╭──

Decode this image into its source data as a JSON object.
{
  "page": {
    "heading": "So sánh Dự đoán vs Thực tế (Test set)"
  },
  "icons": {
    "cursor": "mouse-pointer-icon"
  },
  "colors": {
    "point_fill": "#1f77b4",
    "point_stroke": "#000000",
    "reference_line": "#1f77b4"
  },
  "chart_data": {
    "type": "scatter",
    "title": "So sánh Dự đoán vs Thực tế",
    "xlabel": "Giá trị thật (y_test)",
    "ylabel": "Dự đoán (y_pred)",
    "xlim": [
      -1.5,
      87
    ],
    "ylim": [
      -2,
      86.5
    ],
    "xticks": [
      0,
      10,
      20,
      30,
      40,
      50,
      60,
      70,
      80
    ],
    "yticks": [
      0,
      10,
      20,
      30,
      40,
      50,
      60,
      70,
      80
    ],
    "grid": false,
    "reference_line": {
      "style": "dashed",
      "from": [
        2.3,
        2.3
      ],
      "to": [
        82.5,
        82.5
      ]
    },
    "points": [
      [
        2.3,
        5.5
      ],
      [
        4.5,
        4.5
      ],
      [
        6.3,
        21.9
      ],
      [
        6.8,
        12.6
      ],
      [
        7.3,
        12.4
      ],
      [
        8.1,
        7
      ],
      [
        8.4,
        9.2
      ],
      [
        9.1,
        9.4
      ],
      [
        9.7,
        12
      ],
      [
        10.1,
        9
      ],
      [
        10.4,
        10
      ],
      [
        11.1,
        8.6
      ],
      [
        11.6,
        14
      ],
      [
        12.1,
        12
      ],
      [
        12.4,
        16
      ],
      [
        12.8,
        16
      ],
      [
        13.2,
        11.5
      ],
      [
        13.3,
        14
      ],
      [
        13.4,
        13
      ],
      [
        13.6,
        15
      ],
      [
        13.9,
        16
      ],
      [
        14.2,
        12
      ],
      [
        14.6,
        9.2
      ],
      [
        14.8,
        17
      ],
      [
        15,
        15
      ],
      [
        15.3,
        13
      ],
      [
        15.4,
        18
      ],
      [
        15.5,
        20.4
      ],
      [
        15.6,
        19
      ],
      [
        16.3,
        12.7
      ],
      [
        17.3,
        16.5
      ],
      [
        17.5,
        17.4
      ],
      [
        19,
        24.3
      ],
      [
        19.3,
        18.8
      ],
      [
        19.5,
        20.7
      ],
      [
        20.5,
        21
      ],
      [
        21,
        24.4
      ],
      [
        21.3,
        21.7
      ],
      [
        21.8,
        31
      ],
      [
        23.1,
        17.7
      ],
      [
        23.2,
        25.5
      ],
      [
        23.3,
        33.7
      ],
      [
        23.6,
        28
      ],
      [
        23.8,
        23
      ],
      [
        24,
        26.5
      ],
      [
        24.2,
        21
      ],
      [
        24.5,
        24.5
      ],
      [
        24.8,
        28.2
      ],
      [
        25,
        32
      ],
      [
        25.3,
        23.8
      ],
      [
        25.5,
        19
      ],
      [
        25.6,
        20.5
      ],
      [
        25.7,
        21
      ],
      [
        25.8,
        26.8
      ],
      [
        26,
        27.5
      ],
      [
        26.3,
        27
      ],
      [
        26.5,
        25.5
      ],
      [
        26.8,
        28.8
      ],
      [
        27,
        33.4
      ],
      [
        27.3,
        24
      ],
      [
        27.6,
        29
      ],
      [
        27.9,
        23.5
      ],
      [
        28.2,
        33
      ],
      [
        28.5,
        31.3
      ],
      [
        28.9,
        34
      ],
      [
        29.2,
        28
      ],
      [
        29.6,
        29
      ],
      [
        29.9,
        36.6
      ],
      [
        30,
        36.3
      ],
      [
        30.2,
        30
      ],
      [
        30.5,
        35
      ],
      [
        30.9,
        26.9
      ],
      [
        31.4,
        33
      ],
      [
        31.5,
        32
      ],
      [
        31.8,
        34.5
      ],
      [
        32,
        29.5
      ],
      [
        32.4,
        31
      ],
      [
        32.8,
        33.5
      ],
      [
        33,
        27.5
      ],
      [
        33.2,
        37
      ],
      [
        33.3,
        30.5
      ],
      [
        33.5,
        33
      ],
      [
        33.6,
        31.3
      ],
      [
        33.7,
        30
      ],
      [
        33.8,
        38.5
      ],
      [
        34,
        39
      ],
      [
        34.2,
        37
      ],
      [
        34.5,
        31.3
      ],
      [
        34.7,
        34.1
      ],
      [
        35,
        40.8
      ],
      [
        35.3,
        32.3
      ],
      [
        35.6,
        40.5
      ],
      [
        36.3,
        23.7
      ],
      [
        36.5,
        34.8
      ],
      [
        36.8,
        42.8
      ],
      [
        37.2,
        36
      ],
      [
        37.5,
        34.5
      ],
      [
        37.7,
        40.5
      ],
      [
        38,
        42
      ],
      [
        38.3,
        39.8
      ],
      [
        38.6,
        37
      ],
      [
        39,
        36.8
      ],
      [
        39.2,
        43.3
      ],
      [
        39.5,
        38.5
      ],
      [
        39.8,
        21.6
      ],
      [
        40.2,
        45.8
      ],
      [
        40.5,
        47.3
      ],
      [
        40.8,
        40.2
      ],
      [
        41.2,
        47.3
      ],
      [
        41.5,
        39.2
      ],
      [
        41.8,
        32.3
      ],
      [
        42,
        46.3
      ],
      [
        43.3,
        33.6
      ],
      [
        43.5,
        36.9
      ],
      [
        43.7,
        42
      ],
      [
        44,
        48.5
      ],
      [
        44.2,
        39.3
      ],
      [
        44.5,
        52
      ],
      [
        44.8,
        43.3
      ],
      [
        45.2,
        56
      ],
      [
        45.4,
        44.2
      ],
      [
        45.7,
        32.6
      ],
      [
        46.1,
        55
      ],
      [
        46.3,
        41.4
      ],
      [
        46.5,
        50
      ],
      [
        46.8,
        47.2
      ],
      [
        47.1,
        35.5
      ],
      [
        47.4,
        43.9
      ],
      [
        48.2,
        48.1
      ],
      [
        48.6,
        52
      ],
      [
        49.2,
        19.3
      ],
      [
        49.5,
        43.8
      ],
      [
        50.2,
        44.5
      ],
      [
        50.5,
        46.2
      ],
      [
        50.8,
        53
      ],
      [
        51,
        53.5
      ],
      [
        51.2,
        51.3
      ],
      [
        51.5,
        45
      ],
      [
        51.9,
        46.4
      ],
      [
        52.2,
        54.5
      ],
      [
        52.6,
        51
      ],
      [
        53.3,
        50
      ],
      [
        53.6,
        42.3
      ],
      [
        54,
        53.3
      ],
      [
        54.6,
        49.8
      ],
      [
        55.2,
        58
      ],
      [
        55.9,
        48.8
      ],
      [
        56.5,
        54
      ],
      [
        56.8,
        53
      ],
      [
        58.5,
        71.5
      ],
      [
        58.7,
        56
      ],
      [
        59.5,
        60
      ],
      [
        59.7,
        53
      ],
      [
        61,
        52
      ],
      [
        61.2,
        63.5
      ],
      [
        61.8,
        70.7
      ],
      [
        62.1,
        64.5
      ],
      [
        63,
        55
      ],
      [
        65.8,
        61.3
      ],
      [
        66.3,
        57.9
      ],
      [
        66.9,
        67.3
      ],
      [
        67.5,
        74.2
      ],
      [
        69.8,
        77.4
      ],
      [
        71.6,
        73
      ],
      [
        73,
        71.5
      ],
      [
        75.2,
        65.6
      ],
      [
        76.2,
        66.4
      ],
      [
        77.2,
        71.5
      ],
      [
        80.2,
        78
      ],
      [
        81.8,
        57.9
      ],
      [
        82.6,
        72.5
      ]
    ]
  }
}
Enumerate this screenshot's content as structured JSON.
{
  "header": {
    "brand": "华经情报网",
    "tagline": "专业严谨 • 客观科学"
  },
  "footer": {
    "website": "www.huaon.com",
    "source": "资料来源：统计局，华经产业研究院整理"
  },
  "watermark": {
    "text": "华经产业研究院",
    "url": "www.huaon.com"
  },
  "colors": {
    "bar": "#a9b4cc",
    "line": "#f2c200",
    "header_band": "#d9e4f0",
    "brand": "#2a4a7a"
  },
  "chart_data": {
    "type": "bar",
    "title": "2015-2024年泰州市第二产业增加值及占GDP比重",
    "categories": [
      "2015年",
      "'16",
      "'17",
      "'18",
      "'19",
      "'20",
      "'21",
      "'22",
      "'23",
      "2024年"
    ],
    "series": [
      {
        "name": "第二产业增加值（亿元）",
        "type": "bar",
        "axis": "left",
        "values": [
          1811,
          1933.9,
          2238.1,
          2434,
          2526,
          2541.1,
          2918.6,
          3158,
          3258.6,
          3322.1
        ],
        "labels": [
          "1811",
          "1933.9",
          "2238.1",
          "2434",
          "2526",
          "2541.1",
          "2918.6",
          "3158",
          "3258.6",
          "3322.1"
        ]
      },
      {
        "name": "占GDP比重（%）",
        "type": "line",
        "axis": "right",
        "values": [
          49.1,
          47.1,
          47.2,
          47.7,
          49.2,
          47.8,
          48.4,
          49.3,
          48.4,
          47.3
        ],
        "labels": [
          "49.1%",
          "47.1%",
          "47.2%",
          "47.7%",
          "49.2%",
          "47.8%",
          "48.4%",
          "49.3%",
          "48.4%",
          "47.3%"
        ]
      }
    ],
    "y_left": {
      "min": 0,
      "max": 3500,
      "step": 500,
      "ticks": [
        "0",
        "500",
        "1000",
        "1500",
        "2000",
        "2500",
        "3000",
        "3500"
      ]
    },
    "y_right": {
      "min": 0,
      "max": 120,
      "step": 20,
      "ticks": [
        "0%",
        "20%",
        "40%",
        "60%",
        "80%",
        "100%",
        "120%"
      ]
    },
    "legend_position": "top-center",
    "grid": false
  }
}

╰──

WHAT IS ASKED:
Your answer should be only a number: how many lines of the data above contain the string "source"?

SOLVED EXERCISE:
2